-- WHAT IS EXPECTED --
Bring together all lines of the material below that contain the string "USIMs".

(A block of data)
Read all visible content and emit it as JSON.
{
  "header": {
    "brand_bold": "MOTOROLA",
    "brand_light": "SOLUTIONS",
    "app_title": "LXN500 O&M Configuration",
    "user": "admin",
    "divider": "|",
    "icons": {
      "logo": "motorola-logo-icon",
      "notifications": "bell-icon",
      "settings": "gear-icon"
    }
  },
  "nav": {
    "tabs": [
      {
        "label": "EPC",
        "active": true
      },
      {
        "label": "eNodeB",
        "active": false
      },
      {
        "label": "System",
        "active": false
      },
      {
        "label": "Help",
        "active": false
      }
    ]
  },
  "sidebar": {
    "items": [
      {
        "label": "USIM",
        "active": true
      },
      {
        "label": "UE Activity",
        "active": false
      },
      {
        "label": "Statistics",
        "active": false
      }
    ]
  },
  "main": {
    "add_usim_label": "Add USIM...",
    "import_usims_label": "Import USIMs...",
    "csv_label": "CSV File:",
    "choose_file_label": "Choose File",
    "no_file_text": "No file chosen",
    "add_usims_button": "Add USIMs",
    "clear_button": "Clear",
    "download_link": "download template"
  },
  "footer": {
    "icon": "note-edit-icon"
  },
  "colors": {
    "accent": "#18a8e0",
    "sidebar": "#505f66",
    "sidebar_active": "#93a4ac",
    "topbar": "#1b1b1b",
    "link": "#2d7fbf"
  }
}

-- RESPONSE --
    "import_usims_label": "Import USIMs...",
    "add_usims_button": "Add USIMs",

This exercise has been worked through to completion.